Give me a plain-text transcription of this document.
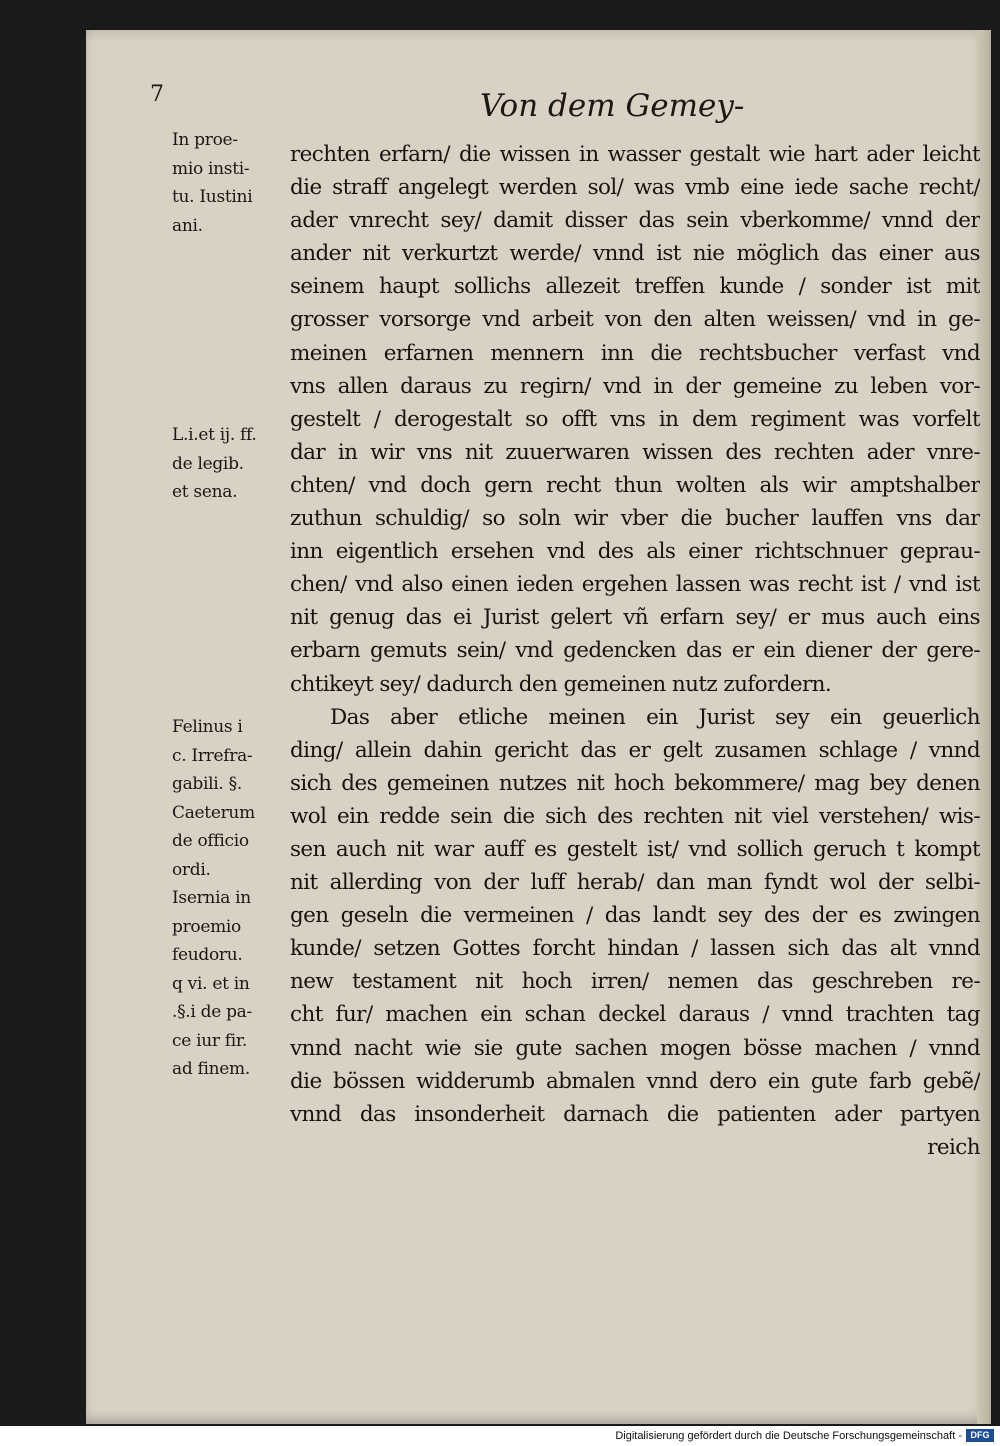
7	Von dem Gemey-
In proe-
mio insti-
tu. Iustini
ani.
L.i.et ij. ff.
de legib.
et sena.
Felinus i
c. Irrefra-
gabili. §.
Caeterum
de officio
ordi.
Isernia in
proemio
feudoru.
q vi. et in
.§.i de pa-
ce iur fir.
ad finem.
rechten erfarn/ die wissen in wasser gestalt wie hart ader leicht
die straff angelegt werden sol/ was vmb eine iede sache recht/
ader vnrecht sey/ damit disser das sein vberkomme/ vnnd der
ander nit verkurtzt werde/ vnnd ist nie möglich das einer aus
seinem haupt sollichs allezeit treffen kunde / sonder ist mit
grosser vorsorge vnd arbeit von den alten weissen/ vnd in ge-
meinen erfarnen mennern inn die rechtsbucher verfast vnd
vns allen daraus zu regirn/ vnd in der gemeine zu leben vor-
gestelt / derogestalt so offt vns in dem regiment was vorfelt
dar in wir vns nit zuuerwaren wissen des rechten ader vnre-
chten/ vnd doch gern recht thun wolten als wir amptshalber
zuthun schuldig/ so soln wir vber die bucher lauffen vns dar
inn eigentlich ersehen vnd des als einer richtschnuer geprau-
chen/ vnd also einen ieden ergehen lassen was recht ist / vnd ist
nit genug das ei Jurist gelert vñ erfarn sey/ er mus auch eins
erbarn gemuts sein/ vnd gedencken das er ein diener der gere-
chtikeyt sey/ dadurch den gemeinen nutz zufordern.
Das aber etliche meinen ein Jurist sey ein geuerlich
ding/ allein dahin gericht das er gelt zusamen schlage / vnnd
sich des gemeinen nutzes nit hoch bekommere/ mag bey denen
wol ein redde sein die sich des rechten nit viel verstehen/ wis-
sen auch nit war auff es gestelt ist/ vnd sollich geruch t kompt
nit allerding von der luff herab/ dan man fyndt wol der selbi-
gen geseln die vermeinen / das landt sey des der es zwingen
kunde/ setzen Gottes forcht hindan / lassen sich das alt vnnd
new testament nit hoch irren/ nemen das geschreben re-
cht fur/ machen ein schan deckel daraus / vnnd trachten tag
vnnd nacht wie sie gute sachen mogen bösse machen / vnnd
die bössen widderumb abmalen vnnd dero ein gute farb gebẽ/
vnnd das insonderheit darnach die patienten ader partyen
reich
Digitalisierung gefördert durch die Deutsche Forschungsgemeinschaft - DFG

* * *

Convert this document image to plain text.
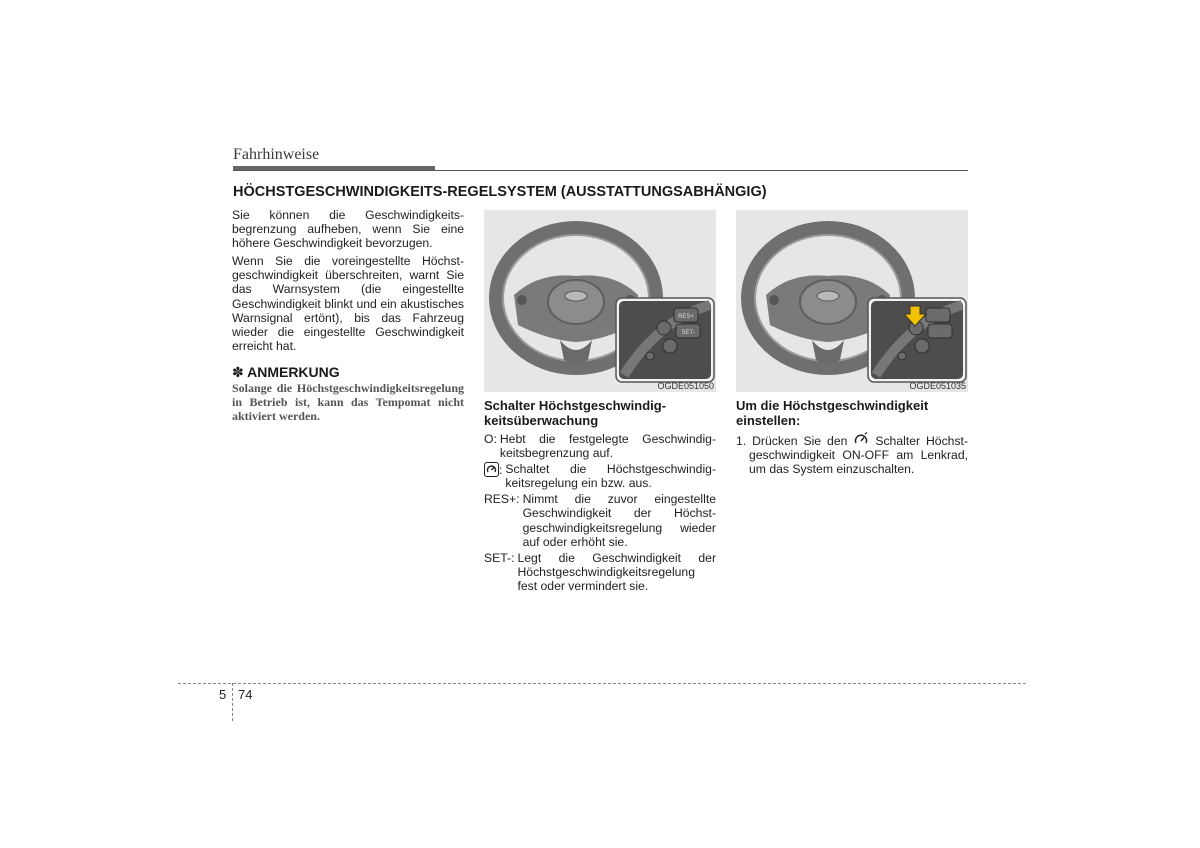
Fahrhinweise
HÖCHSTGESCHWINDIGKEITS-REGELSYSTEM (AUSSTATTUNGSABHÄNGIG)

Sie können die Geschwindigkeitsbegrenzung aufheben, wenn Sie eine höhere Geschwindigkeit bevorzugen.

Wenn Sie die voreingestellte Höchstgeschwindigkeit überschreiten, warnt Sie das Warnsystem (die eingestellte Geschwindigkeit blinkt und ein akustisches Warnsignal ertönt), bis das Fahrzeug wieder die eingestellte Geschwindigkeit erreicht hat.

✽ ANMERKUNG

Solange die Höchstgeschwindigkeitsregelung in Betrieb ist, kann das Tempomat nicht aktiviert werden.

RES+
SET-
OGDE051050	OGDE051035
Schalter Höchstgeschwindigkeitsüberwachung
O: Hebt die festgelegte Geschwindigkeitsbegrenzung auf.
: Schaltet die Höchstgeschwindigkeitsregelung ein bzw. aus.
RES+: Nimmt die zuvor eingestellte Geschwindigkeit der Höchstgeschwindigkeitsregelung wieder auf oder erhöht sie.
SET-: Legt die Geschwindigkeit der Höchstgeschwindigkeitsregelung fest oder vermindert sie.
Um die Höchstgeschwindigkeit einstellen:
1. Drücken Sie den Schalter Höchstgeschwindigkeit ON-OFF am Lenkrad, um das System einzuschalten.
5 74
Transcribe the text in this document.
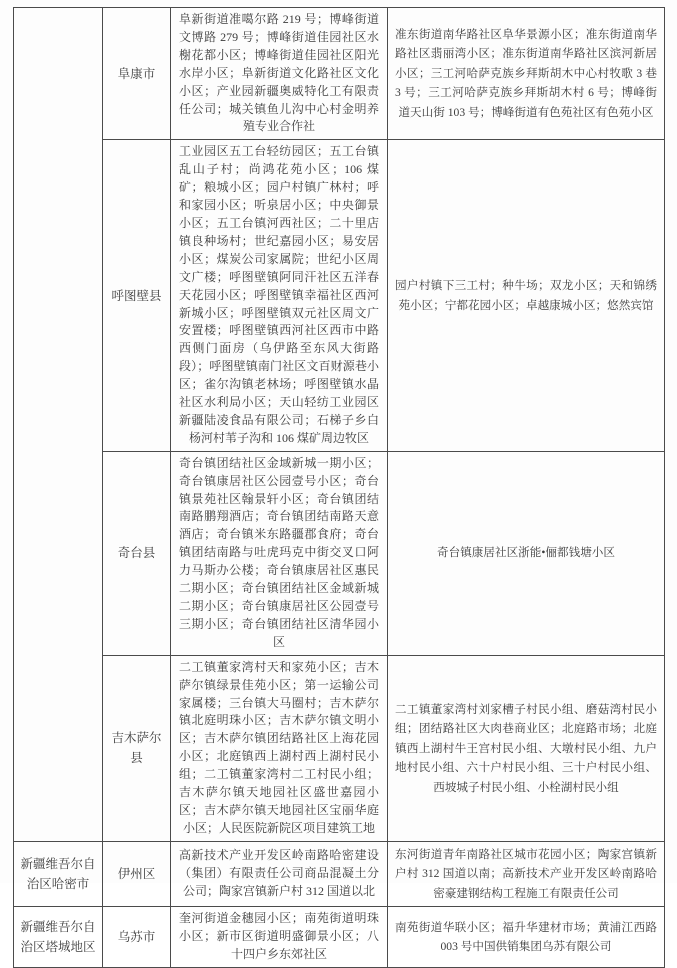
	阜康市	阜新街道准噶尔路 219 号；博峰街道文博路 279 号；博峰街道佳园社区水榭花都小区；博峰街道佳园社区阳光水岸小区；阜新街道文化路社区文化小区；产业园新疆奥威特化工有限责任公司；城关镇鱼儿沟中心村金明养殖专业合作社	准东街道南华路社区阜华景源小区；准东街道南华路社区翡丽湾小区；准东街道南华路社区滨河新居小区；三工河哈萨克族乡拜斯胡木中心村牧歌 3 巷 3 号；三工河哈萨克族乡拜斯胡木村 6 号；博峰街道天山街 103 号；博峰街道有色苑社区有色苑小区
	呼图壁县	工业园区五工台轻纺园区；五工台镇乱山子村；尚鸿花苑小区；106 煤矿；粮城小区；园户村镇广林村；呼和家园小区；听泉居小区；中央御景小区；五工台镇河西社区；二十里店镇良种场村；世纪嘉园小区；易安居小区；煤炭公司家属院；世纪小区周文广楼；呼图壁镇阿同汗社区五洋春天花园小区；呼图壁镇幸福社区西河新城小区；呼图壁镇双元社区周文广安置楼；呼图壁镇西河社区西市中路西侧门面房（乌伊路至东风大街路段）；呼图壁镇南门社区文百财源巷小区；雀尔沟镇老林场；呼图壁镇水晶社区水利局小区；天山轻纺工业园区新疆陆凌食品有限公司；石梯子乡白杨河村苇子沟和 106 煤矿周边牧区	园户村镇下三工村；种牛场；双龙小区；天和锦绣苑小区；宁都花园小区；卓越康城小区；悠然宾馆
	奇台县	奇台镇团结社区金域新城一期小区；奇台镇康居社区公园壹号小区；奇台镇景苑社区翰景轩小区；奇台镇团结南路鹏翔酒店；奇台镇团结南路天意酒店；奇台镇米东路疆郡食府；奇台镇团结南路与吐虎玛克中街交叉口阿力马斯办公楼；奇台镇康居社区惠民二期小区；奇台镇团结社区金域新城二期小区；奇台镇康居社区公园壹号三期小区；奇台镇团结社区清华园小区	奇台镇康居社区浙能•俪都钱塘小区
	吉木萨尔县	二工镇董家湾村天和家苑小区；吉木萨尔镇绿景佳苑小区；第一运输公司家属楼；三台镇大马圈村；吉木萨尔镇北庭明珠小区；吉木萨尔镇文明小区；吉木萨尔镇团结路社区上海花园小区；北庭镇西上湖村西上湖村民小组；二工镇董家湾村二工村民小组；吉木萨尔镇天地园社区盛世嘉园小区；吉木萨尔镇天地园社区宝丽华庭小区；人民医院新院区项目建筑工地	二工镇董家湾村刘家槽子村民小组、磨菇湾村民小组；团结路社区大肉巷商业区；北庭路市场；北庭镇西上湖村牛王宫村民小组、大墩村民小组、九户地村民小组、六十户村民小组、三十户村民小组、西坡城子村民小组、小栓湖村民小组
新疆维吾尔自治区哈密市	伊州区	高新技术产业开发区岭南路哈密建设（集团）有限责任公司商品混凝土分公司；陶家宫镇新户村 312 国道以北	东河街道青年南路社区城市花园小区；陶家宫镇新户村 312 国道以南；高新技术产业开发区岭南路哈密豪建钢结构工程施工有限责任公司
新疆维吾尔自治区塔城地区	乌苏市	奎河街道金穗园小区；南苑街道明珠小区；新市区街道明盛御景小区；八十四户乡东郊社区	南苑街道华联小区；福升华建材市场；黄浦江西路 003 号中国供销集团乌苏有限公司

[What to do]: Locate the lines above that contain "gestelt" and copy them.

[Exercise solution]:
gestelt / derogestalt so offt vns in dem regiment was vorfelt
sen auch nit war auff es gestelt ist/ vnd sollich geruch t kompt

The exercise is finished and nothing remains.